*** DATA PROVIDED

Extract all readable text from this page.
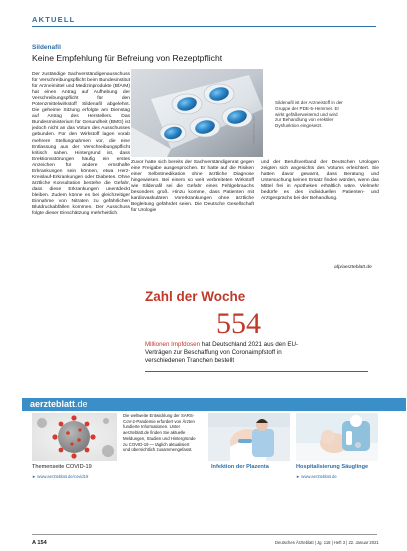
AKTUELL
Sildenafil
Keine Empfehlung für Befreiung von Rezeptpflicht
Der zuständige Sachverständigenausschuss für Verschreibungspflicht beim Bundesinstitut für Arzneimittel und Medizinprodukte (BfArM) hat einen Antrag auf Aufhebung der Verschreibungspflicht für den Potenzmittelwirkstoff Sildenafil abgelehnt. Die geheime Sitzung erfolgte am Dienstag auf Antrag des Herstellers. Das Bundesministerium für Gesundheit (BMG) ist jedoch nicht an das Votum des Ausschusses gebunden. Für den Wirkstoff lagen vorab mehrere Stellungnahmen vor, die eine Entlassung aus der Verschreibungspflicht kritisch sahen. Hintergrund ist, dass Erektionsstörungen häufig ein erstes Anzeichen für andere ernsthafte Erkrankungen sein können, etwa Herz-Kreislauf-Erkrankungen oder Diabetes. Ohne ärztliche Konsultation bestehe die Gefahr, dass diese Erkrankungen unentdeckt bleiben. Zudem könne es bei gleichzeitiger Einnahme von Nitraten zu gefährlichen Blutdruckabfällen kommen. Der Ausschuss folgte dieser Einschätzung mehrheitlich.
Foto: picture alliance
Sildenafil ist der Arzneistoff in der Gruppe der PDE-5-Hemmer. Er wirkt gefäßerweiternd und wird zur Behandlung von erektiler Dysfunktion eingesetzt.
Zuvor hatte sich bereits der Sachverständigenrat gegen eine Freigabe ausgesprochen. Er hatte auf die Risiken einer Selbstmedikation ohne ärztliche Diagnose hingewiesen. Bei einem so weit verbreiteten Wirkstoff wie Sildenafil sei die Gefahr eines Fehlgebrauchs besonders groß. Hinzu komme, dass Patienten mit kardiovaskulären Vorerkrankungen ohne ärztliche Begleitung gefährdet seien. Die Deutsche Gesellschaft für Urologie
und der Berufsverband der Deutschen Urologen zeigten sich angesichts des Votums erleichtert. Sie hatten davor gewarnt, dass Beratung und Untersuchung keinen Ersatz finden würden, wenn das Mittel frei in Apotheken erhältlich wäre. Vielmehr bedürfe es des individuellen Patienten- und Arztgesprächs bei der Behandlung.
afp/aerzteblatt.de
Zahl der Woche
554
Millionen Impfdosen hat Deutschland 2021 aus den EU-Verträgen zur Beschaffung von Coronaimpfstoff in verschiedenen Tranchen bestellt
aerzteblatt.de
Themenseite COVID-19
► www.aerzteblatt.de/covid19
Die weltweite Entwicklung der SARS-CoV-2-Pandemie erfordert von Ärzten fundierte Informationen. Unter aerzteblatt.de finden Sie aktuelle Meldungen, Studien und Hintergründe zu COVID-19 — täglich aktualisiert und übersichtlich zusammengefasst.
Infektion der Plazenta	Hospitalisierung Säuglinge
► www.aerzteblatt.de
A 154	Deutsches Ärzteblatt | Jg. 118 | Heft 3 | 22. Januar 2021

******

_DIRECTIONS_
Your task is to repeat the data above exactly while excluding the pictures.

_SOLVED PROBLEM_
Extract all readable text from this page.
AKTUELL
Sildenafil
Keine Empfehlung für Befreiung von Rezeptpflicht
Der zuständige Sachverständigenausschuss für Verschreibungspflicht beim Bundesinstitut für Arzneimittel und Medizinprodukte (BfArM) hat einen Antrag auf Aufhebung der Verschreibungspflicht für den Potenzmittelwirkstoff Sildenafil abgelehnt. Die geheime Sitzung erfolgte am Dienstag auf Antrag des Herstellers. Das Bundesministerium für Gesundheit (BMG) ist jedoch nicht an das Votum des Ausschusses gebunden. Für den Wirkstoff lagen vorab mehrere Stellungnahmen vor, die eine Entlassung aus der Verschreibungspflicht kritisch sahen. Hintergrund ist, dass Erektionsstörungen häufig ein erstes Anzeichen für andere ernsthafte Erkrankungen sein können, etwa Herz-Kreislauf-Erkrankungen oder Diabetes. Ohne ärztliche Konsultation bestehe die Gefahr, dass diese Erkrankungen unentdeckt bleiben. Zudem könne es bei gleichzeitiger Einnahme von Nitraten zu gefährlichen Blutdruckabfällen kommen. Der Ausschuss folgte dieser Einschätzung mehrheitlich.
Foto: picture alliance
Sildenafil ist der Arzneistoff in der Gruppe der PDE-5-Hemmer. Er wirkt gefäßerweiternd und wird zur Behandlung von erektiler Dysfunktion eingesetzt.
Zuvor hatte sich bereits der Sachverständigenrat gegen eine Freigabe ausgesprochen. Er hatte auf die Risiken einer Selbstmedikation ohne ärztliche Diagnose hingewiesen. Bei einem so weit verbreiteten Wirkstoff wie Sildenafil sei die Gefahr eines Fehlgebrauchs besonders groß. Hinzu komme, dass Patienten mit kardiovaskulären Vorerkrankungen ohne ärztliche Begleitung gefährdet seien. Die Deutsche Gesellschaft für Urologie
und der Berufsverband der Deutschen Urologen zeigten sich angesichts des Votums erleichtert. Sie hatten davor gewarnt, dass Beratung und Untersuchung keinen Ersatz finden würden, wenn das Mittel frei in Apotheken erhältlich wäre. Vielmehr bedürfe es des individuellen Patienten- und Arztgesprächs bei der Behandlung.
afp/aerzteblatt.de
Zahl der Woche
554
Millionen Impfdosen hat Deutschland 2021 aus den EU-Verträgen zur Beschaffung von Coronaimpfstoff in verschiedenen Tranchen bestellt
aerzteblatt.de
Themenseite COVID-19
► www.aerzteblatt.de/covid19
Die weltweite Entwicklung der SARS-CoV-2-Pandemie erfordert von Ärzten fundierte Informationen. Unter aerzteblatt.de finden Sie aktuelle Meldungen, Studien und Hintergründe zu COVID-19 — täglich aktualisiert und übersichtlich zusammengefasst.
Infektion der Plazenta	Hospitalisierung Säuglinge
► www.aerzteblatt.de
A 154	Deutsches Ärzteblatt | Jg. 118 | Heft 3 | 22. Januar 2021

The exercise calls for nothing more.